What you need to do: Tally the lines that hold the word "algunas" and reply with that figure only.

Dataset records:
* * * * * * *

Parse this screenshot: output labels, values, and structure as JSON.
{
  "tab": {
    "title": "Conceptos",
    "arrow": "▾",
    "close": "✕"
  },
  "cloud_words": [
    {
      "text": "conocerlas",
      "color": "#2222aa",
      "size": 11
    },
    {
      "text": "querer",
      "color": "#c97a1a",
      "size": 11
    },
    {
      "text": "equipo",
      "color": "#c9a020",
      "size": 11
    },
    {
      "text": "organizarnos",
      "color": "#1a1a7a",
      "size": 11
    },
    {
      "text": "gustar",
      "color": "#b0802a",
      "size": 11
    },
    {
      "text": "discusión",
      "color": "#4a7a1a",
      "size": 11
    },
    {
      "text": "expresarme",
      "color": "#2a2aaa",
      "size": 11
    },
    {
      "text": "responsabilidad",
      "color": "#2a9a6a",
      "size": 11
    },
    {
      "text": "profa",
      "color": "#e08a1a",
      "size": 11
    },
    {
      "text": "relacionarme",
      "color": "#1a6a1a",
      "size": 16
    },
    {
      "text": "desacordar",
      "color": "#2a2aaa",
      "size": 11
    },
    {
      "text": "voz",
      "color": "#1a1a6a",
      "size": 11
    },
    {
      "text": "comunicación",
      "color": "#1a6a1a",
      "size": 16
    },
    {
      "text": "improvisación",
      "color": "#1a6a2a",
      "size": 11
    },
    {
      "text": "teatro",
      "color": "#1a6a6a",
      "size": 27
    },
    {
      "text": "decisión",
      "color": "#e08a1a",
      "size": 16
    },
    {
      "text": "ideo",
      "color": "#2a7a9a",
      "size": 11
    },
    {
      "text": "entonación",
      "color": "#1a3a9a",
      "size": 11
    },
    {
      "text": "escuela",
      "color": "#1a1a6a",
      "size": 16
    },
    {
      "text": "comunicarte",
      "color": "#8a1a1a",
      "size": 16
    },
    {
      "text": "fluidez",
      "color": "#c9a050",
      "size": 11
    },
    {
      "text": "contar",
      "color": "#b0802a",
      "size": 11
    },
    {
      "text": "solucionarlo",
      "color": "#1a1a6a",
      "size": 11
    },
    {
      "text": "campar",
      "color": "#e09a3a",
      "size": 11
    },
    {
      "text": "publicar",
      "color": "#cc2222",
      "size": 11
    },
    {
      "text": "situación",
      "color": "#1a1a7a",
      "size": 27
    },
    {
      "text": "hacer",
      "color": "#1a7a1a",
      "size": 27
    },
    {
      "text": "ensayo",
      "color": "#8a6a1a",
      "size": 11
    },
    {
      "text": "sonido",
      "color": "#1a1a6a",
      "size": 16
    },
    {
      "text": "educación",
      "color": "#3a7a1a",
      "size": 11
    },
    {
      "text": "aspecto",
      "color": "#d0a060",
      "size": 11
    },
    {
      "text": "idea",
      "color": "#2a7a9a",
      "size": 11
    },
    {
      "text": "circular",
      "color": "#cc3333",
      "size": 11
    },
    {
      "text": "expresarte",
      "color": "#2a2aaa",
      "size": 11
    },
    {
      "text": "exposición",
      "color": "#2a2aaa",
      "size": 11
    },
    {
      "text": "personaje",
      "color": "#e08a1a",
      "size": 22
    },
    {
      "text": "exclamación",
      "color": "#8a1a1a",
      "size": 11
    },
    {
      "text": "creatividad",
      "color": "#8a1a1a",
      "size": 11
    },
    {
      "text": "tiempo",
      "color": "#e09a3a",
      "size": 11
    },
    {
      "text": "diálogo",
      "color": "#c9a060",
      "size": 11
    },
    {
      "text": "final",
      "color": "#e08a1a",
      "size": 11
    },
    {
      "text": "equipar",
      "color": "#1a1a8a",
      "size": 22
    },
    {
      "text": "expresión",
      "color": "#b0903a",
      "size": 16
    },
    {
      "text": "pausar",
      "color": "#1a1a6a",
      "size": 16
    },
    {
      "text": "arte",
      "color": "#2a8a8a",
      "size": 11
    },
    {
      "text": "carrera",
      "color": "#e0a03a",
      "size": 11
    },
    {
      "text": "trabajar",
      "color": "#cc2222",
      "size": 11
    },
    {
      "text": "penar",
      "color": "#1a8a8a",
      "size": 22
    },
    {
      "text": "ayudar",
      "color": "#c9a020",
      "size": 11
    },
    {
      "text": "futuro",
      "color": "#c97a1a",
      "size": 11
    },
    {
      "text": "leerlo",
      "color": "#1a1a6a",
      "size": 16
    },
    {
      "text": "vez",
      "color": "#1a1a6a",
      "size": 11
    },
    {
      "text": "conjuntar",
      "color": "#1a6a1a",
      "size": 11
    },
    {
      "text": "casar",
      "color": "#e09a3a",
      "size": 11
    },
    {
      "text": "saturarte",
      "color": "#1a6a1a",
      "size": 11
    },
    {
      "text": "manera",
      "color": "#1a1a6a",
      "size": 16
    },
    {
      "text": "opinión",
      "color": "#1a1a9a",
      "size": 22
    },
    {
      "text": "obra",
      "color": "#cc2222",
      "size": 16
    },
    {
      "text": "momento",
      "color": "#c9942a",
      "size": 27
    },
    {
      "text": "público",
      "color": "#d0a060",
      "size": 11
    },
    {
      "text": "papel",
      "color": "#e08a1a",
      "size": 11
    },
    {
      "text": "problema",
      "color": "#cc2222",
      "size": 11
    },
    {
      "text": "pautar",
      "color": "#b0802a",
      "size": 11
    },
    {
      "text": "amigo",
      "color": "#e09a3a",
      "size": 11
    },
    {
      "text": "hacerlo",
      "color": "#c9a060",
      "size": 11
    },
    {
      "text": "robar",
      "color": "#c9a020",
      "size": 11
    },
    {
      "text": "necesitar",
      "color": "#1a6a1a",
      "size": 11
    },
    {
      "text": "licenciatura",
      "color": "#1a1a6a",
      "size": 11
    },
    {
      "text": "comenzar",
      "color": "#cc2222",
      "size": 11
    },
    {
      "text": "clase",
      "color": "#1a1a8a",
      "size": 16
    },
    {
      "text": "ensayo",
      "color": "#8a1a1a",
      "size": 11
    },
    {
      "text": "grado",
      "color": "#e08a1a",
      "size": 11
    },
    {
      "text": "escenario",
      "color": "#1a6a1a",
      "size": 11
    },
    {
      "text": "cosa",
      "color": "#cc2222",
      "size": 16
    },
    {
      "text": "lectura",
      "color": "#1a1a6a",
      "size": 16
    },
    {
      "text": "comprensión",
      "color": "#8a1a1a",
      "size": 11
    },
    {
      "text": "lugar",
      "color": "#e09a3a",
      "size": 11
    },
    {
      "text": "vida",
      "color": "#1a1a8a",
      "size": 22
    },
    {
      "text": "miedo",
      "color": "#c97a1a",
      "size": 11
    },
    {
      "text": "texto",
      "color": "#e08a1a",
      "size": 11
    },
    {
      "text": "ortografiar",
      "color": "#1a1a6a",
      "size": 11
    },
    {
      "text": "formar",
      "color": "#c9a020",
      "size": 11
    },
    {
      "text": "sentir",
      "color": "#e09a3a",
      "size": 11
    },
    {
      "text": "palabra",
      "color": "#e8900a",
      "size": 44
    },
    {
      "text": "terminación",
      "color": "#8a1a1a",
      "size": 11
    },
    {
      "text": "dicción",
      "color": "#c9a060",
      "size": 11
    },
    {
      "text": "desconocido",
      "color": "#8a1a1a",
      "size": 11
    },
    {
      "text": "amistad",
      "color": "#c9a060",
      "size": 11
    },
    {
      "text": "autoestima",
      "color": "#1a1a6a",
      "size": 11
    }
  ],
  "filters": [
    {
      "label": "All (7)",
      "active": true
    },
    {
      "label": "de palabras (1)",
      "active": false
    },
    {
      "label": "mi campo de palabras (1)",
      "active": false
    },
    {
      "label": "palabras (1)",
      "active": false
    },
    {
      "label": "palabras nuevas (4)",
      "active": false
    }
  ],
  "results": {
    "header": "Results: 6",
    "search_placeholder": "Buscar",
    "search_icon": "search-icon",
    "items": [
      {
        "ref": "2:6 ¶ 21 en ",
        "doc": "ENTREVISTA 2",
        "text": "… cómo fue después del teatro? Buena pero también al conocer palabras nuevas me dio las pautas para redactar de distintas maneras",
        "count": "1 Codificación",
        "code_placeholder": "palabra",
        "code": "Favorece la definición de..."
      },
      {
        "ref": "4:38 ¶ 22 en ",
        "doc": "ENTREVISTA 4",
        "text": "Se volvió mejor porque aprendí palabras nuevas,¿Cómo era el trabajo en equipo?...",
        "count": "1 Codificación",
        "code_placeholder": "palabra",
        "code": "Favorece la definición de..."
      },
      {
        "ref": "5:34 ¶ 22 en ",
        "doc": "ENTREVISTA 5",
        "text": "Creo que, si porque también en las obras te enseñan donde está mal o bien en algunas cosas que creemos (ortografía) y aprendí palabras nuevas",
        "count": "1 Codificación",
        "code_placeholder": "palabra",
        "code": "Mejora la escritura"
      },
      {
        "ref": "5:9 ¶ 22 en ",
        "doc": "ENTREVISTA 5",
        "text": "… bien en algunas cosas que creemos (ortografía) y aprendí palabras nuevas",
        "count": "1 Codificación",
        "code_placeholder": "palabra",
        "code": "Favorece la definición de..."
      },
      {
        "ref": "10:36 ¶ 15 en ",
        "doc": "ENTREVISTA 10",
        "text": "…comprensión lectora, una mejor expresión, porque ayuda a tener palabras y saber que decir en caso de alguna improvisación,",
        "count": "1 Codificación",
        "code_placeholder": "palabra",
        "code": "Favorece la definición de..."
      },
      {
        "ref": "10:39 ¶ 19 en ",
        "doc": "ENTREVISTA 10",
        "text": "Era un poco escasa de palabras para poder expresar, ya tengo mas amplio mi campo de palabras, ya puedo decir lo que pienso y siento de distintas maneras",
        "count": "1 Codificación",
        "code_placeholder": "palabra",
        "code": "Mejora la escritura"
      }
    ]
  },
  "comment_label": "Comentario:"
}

* * * * * * *

The output: 2